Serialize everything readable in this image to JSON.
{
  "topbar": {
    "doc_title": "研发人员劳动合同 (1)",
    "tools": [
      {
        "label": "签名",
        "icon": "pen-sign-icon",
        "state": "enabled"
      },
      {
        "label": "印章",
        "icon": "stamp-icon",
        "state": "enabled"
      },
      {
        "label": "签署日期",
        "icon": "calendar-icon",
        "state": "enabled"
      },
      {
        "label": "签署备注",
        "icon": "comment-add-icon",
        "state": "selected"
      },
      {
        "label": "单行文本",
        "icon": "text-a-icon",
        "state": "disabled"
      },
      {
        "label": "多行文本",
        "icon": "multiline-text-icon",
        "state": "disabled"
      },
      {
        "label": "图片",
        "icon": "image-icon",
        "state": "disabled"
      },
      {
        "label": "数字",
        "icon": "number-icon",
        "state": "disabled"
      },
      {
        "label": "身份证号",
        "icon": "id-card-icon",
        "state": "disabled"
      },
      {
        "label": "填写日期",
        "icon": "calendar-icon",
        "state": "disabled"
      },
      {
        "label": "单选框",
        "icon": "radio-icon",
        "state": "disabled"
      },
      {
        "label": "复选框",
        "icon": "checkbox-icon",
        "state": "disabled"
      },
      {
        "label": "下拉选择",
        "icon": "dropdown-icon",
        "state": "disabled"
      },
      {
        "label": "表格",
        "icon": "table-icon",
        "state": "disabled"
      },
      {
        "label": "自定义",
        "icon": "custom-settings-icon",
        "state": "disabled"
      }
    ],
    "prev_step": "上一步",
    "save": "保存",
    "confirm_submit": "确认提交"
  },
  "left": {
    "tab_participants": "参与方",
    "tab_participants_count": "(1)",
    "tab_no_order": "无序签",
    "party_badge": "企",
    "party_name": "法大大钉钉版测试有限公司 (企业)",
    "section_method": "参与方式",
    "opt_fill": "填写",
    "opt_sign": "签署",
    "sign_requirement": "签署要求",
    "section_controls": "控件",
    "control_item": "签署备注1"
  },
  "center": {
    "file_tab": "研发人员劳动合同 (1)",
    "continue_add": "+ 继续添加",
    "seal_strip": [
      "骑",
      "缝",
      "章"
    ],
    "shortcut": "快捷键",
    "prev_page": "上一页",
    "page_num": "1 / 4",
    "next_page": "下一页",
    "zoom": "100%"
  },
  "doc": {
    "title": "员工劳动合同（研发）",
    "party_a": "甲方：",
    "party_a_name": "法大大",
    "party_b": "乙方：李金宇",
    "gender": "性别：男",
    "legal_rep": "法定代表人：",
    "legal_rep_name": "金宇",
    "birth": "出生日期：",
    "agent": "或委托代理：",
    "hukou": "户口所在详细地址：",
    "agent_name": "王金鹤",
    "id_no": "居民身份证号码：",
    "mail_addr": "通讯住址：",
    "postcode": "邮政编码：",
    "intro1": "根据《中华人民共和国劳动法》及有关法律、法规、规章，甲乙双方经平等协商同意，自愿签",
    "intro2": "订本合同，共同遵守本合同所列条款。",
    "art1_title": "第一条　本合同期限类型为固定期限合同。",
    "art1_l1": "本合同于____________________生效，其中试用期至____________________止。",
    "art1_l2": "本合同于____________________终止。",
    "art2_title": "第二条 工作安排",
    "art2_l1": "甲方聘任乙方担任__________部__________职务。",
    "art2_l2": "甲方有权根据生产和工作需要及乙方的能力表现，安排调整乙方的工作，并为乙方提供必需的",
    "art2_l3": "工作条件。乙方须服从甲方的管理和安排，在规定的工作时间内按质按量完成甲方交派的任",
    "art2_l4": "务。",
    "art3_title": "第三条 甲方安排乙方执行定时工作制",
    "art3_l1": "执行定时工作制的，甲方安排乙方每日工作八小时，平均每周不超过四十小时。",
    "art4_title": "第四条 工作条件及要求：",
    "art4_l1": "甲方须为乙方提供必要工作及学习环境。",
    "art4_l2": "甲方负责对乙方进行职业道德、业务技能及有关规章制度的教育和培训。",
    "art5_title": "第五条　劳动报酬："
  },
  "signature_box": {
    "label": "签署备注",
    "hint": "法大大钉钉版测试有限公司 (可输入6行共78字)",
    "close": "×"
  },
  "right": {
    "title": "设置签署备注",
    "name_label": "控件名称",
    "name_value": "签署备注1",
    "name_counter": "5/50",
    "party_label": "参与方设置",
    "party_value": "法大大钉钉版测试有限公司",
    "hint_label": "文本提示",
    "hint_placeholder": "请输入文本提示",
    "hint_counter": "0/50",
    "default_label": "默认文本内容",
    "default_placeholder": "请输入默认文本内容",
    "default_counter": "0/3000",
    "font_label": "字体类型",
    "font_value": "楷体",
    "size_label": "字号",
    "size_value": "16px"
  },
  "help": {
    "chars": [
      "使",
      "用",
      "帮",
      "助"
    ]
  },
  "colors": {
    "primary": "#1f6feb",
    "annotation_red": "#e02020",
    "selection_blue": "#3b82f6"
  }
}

● **What to work on**: Return every line of the material exactly.

● **Correct response**:
Serialize everything readable in this image to JSON.
{
  "topbar": {
    "doc_title": "研发人员劳动合同 (1)",
    "tools": [
      {
        "label": "签名",
        "icon": "pen-sign-icon",
        "state": "enabled"
      },
      {
        "label": "印章",
        "icon": "stamp-icon",
        "state": "enabled"
      },
      {
        "label": "签署日期",
        "icon": "calendar-icon",
        "state": "enabled"
      },
      {
        "label": "签署备注",
        "icon": "comment-add-icon",
        "state": "selected"
      },
      {
        "label": "单行文本",
        "icon": "text-a-icon",
        "state": "disabled"
      },
      {
        "label": "多行文本",
        "icon": "multiline-text-icon",
        "state": "disabled"
      },
      {
        "label": "图片",
        "icon": "image-icon",
        "state": "disabled"
      },
      {
        "label": "数字",
        "icon": "number-icon",
        "state": "disabled"
      },
      {
        "label": "身份证号",
        "icon": "id-card-icon",
        "state": "disabled"
      },
      {
        "label": "填写日期",
        "icon": "calendar-icon",
        "state": "disabled"
      },
      {
        "label": "单选框",
        "icon": "radio-icon",
        "state": "disabled"
      },
      {
        "label": "复选框",
        "icon": "checkbox-icon",
        "state": "disabled"
      },
      {
        "label": "下拉选择",
        "icon": "dropdown-icon",
        "state": "disabled"
      },
      {
        "label": "表格",
        "icon": "table-icon",
        "state": "disabled"
      },
      {
        "label": "自定义",
        "icon": "custom-settings-icon",
        "state": "disabled"
      }
    ],
    "prev_step": "上一步",
    "save": "保存",
    "confirm_submit": "确认提交"
  },
  "left": {
    "tab_participants": "参与方",
    "tab_participants_count": "(1)",
    "tab_no_order": "无序签",
    "party_badge": "企",
    "party_name": "法大大钉钉版测试有限公司 (企业)",
    "section_method": "参与方式",
    "opt_fill": "填写",
    "opt_sign": "签署",
    "sign_requirement": "签署要求",
    "section_controls": "控件",
    "control_item": "签署备注1"
  },
  "center": {
    "file_tab": "研发人员劳动合同 (1)",
    "continue_add": "+ 继续添加",
    "seal_strip": [
      "骑",
      "缝",
      "章"
    ],
    "shortcut": "快捷键",
    "prev_page": "上一页",
    "page_num": "1 / 4",
    "next_page": "下一页",
    "zoom": "100%"
  },
  "doc": {
    "title": "员工劳动合同（研发）",
    "party_a": "甲方：",
    "party_a_name": "法大大",
    "party_b": "乙方：李金宇",
    "gender": "性别：男",
    "legal_rep": "法定代表人：",
    "legal_rep_name": "金宇",
    "birth": "出生日期：",
    "agent": "或委托代理：",
    "hukou": "户口所在详细地址：",
    "agent_name": "王金鹤",
    "id_no": "居民身份证号码：",
    "mail_addr": "通讯住址：",
    "postcode": "邮政编码：",
    "intro1": "根据《中华人民共和国劳动法》及有关法律、法规、规章，甲乙双方经平等协商同意，自愿签",
    "intro2": "订本合同，共同遵守本合同所列条款。",
    "art1_title": "第一条　本合同期限类型为固定期限合同。",
    "art1_l1": "本合同于____________________生效，其中试用期至____________________止。",
    "art1_l2": "本合同于____________________终止。",
    "art2_title": "第二条 工作安排",
    "art2_l1": "甲方聘任乙方担任__________部__________职务。",
    "art2_l2": "甲方有权根据生产和工作需要及乙方的能力表现，安排调整乙方的工作，并为乙方提供必需的",
    "art2_l3": "工作条件。乙方须服从甲方的管理和安排，在规定的工作时间内按质按量完成甲方交派的任",
    "art2_l4": "务。",
    "art3_title": "第三条 甲方安排乙方执行定时工作制",
    "art3_l1": "执行定时工作制的，甲方安排乙方每日工作八小时，平均每周不超过四十小时。",
    "art4_title": "第四条 工作条件及要求：",
    "art4_l1": "甲方须为乙方提供必要工作及学习环境。",
    "art4_l2": "甲方负责对乙方进行职业道德、业务技能及有关规章制度的教育和培训。",
    "art5_title": "第五条　劳动报酬："
  },
  "signature_box": {
    "label": "签署备注",
    "hint": "法大大钉钉版测试有限公司 (可输入6行共78字)",
    "close": "×"
  },
  "right": {
    "title": "设置签署备注",
    "name_label": "控件名称",
    "name_value": "签署备注1",
    "name_counter": "5/50",
    "party_label": "参与方设置",
    "party_value": "法大大钉钉版测试有限公司",
    "hint_label": "文本提示",
    "hint_placeholder": "请输入文本提示",
    "hint_counter": "0/50",
    "default_label": "默认文本内容",
    "default_placeholder": "请输入默认文本内容",
    "default_counter": "0/3000",
    "font_label": "字体类型",
    "font_value": "楷体",
    "size_label": "字号",
    "size_value": "16px"
  },
  "help": {
    "chars": [
      "使",
      "用",
      "帮",
      "助"
    ]
  },
  "colors": {
    "primary": "#1f6feb",
    "annotation_red": "#e02020",
    "selection_blue": "#3b82f6"
  }
}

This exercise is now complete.